■ WHAT TO WORK ON:
All the data must come back unchanged, except that pictures are left out.
-------- SUPPLIED MATERIAL --------
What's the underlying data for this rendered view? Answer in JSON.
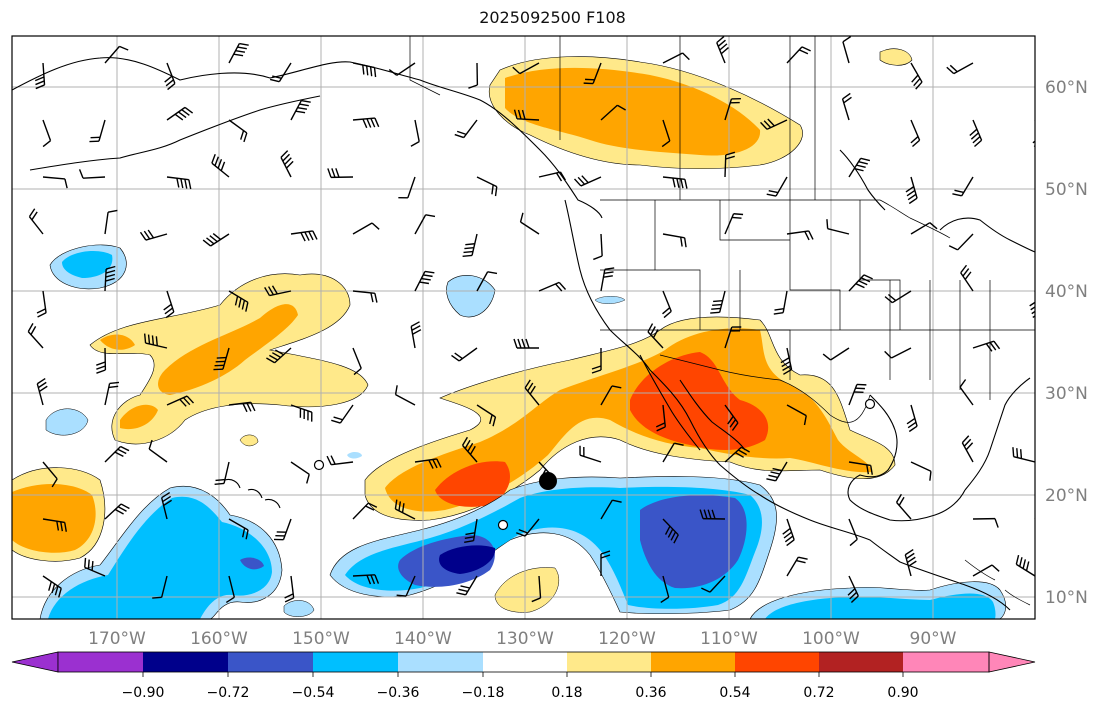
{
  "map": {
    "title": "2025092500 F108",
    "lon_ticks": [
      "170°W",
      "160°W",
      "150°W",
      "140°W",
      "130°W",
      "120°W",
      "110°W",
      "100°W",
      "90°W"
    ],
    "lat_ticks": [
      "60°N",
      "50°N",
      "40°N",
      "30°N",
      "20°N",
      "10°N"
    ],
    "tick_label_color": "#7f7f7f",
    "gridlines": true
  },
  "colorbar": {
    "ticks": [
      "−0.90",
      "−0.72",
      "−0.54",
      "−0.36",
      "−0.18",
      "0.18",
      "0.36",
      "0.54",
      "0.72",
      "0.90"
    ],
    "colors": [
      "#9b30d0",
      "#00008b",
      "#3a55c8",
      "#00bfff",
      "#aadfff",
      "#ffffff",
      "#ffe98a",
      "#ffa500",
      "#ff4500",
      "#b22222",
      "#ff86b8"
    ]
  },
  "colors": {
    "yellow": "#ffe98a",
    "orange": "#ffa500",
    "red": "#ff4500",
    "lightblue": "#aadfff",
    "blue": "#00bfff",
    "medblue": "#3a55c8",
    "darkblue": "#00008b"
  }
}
--------
■ SOLUTION FOR THIS EXERCISE:
What's the underlying data for this rendered view? Answer in JSON.
{
  "map": {
    "title": "2025092500 F108",
    "lon_ticks": [
      "170°W",
      "160°W",
      "150°W",
      "140°W",
      "130°W",
      "120°W",
      "110°W",
      "100°W",
      "90°W"
    ],
    "lat_ticks": [
      "60°N",
      "50°N",
      "40°N",
      "30°N",
      "20°N",
      "10°N"
    ],
    "tick_label_color": "#7f7f7f",
    "gridlines": true
  },
  "colorbar": {
    "ticks": [
      "−0.90",
      "−0.72",
      "−0.54",
      "−0.36",
      "−0.18",
      "0.18",
      "0.36",
      "0.54",
      "0.72",
      "0.90"
    ],
    "colors": [
      "#9b30d0",
      "#00008b",
      "#3a55c8",
      "#00bfff",
      "#aadfff",
      "#ffffff",
      "#ffe98a",
      "#ffa500",
      "#ff4500",
      "#b22222",
      "#ff86b8"
    ]
  },
  "colors": {
    "yellow": "#ffe98a",
    "orange": "#ffa500",
    "red": "#ff4500",
    "lightblue": "#aadfff",
    "blue": "#00bfff",
    "medblue": "#3a55c8",
    "darkblue": "#00008b"
  }
}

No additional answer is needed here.